--- SOURCE RECORDS ---

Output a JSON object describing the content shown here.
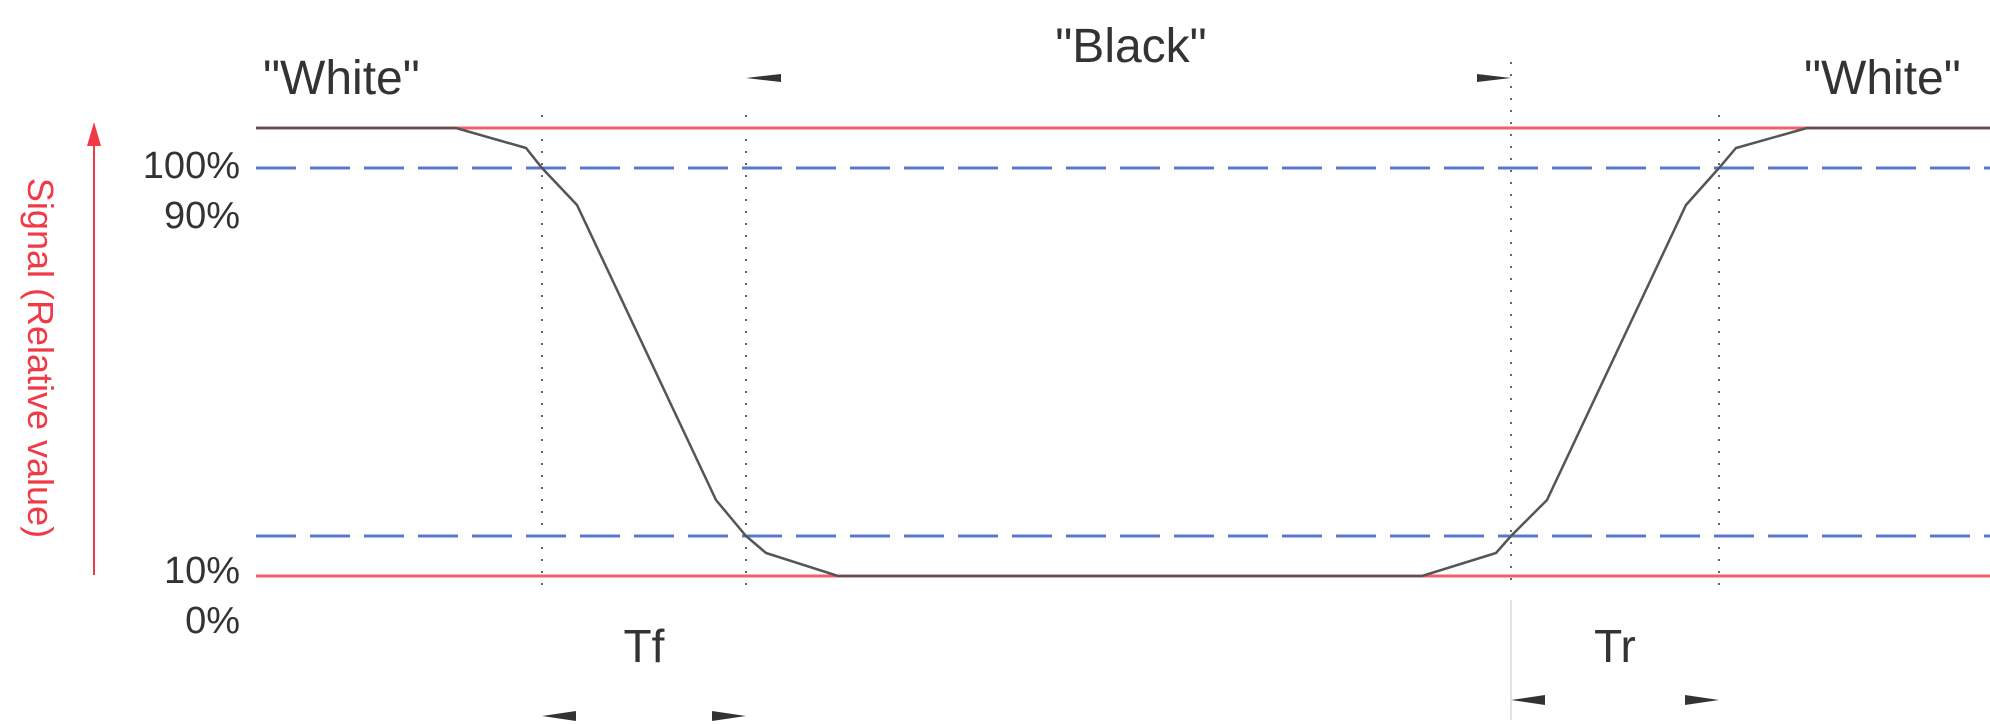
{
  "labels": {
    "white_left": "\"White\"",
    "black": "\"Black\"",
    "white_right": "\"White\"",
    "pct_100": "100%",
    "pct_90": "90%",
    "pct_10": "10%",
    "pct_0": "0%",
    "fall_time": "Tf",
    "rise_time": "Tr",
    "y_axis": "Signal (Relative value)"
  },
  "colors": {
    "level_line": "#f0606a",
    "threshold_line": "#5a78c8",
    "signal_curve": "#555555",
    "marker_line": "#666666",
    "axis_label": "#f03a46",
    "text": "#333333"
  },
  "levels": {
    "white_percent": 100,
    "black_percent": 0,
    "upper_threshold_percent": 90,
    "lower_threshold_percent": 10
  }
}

---
--- SOURCE RECORDS ---

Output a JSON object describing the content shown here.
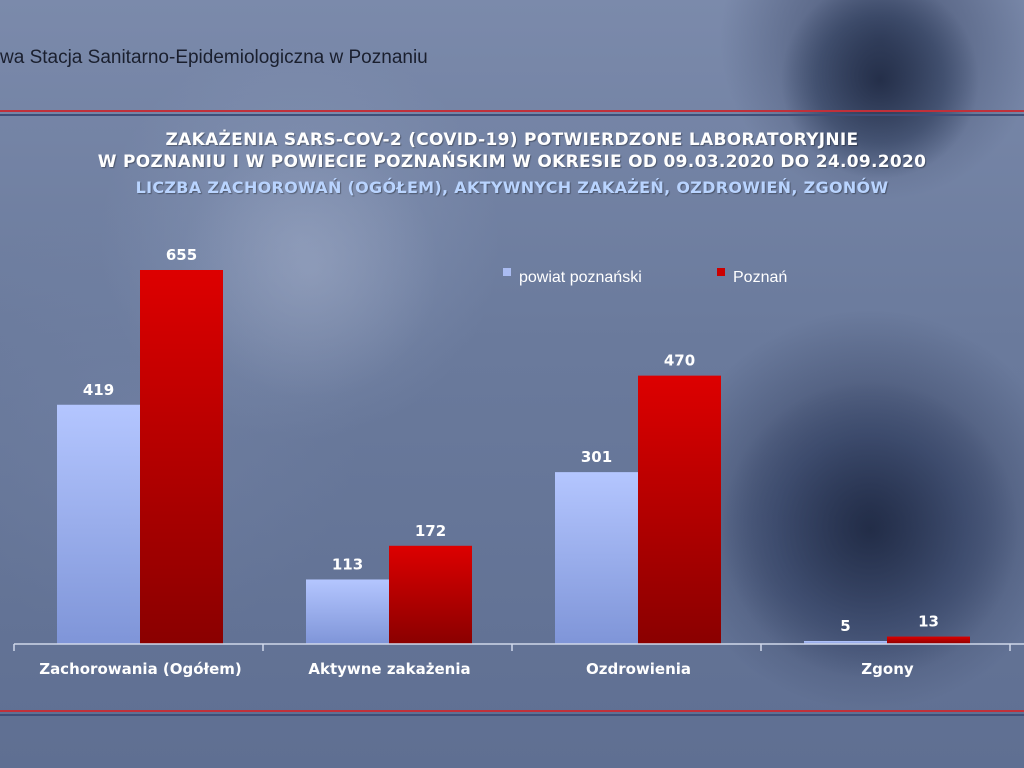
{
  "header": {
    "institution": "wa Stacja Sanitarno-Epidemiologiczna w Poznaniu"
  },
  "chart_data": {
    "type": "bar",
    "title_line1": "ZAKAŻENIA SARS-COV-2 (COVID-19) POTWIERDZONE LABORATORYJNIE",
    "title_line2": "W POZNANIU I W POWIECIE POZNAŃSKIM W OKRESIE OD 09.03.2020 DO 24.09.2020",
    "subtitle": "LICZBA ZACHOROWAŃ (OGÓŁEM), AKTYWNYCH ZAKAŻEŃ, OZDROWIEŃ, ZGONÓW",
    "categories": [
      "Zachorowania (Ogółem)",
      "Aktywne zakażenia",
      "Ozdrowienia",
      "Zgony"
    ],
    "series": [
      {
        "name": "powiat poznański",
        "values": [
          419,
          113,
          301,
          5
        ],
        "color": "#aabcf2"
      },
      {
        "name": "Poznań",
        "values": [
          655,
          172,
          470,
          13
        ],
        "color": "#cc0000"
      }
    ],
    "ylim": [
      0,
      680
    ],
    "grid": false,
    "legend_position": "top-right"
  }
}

---
--- SOURCE RECORDS ---

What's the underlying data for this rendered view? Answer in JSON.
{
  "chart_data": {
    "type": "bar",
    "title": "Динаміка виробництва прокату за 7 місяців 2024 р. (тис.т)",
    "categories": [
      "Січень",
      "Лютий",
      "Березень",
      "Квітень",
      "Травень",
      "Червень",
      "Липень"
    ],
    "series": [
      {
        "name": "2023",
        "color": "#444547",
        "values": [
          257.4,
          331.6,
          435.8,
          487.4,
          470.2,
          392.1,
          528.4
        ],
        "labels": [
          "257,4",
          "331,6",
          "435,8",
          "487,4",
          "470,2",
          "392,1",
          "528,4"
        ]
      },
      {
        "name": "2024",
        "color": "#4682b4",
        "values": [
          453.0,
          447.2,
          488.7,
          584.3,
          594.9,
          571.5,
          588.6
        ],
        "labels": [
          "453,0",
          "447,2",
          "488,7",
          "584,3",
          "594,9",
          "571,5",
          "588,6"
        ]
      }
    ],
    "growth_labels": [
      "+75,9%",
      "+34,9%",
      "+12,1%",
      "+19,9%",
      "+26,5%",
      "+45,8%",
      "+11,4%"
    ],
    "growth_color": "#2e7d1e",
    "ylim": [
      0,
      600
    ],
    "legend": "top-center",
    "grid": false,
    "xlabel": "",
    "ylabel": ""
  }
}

---

▶ _WORK TO COMPLETE_: Which lines contain the word "name"? Copy each of them.

▶ _RESULT BELOW_:
        "name": "powiat poznański",
        "name": "Poznań",
        "name": "2023",
        "name": "2024",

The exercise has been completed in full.